(Figure dataset records)
-- START --

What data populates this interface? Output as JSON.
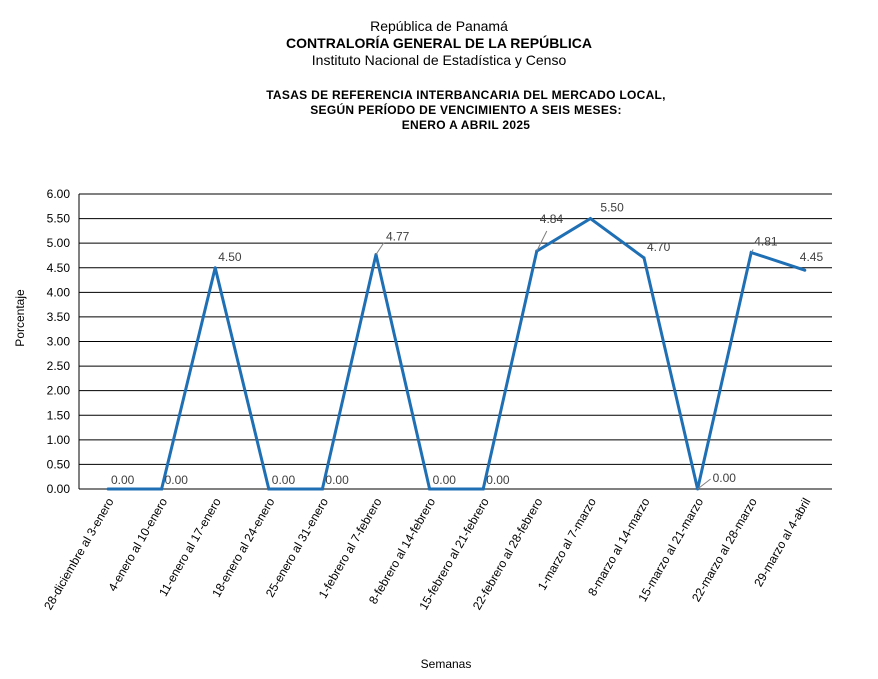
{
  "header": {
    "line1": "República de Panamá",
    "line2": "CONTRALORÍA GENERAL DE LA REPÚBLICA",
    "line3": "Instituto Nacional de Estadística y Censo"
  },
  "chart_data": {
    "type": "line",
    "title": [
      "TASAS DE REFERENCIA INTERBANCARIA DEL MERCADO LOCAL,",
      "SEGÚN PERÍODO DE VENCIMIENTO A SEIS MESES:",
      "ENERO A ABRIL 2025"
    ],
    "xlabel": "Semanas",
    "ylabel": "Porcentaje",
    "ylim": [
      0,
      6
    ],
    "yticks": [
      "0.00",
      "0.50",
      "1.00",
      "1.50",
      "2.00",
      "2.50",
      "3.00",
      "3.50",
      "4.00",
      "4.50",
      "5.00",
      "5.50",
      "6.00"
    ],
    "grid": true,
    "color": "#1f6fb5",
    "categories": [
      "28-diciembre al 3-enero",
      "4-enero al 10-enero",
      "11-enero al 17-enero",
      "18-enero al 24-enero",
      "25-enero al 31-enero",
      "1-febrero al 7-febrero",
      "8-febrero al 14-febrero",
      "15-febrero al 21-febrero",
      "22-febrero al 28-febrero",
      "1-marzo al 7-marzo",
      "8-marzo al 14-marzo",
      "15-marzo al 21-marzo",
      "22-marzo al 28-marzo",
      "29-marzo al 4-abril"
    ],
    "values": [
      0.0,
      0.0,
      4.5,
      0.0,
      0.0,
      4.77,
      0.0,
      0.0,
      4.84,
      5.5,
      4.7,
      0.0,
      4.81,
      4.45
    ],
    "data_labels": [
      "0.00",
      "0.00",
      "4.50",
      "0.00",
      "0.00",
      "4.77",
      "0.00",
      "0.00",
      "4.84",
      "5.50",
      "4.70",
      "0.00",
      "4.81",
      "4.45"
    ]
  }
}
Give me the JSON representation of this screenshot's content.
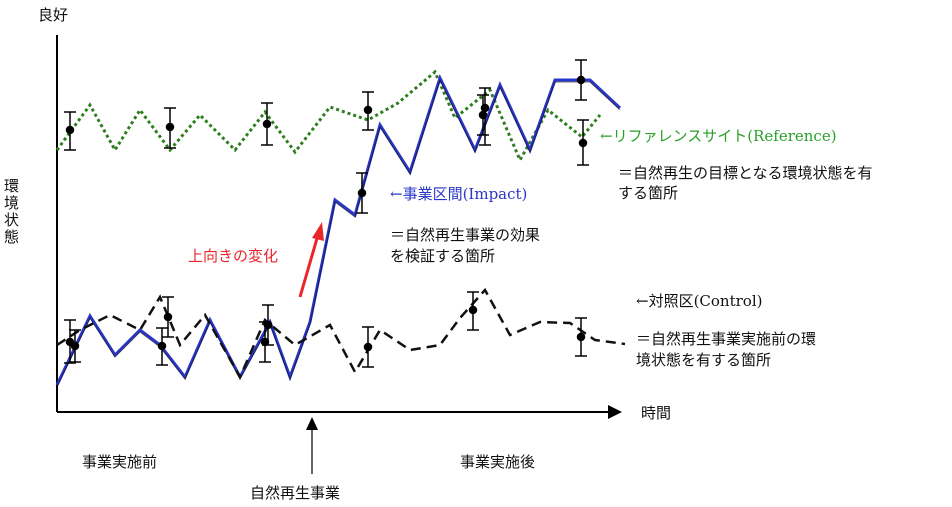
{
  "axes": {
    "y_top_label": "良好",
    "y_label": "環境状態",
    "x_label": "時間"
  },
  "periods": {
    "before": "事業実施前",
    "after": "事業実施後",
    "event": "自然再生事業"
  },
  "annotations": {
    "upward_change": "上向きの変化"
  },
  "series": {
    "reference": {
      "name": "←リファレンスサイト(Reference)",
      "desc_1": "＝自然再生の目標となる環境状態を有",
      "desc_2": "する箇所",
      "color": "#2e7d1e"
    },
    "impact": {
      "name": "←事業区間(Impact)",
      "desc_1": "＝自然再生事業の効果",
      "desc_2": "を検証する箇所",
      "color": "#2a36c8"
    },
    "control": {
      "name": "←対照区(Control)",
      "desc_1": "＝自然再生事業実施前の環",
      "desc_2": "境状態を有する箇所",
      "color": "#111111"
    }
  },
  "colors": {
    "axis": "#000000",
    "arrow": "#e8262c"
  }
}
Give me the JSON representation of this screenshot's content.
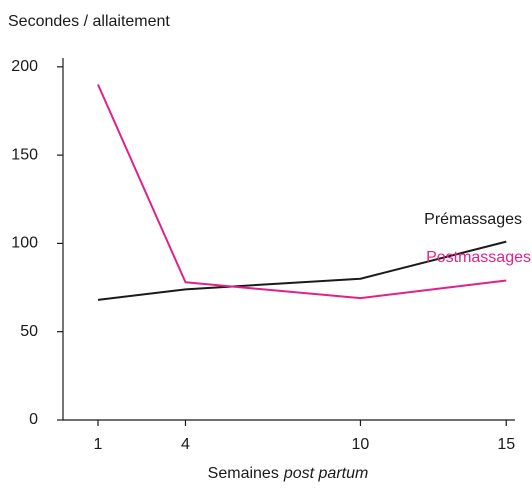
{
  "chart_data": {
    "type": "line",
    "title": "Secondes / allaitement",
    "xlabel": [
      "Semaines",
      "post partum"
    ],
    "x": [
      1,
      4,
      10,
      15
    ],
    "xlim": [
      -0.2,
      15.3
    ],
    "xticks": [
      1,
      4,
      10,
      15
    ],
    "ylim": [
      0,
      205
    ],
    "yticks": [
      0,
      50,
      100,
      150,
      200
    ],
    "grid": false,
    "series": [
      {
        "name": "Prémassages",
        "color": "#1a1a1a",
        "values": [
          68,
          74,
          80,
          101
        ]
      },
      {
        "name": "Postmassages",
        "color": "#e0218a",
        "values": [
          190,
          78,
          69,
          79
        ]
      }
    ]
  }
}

-- END --

Of the lines in the material, how many include "name"? Respond with the number alone.

§ Expected answer: 5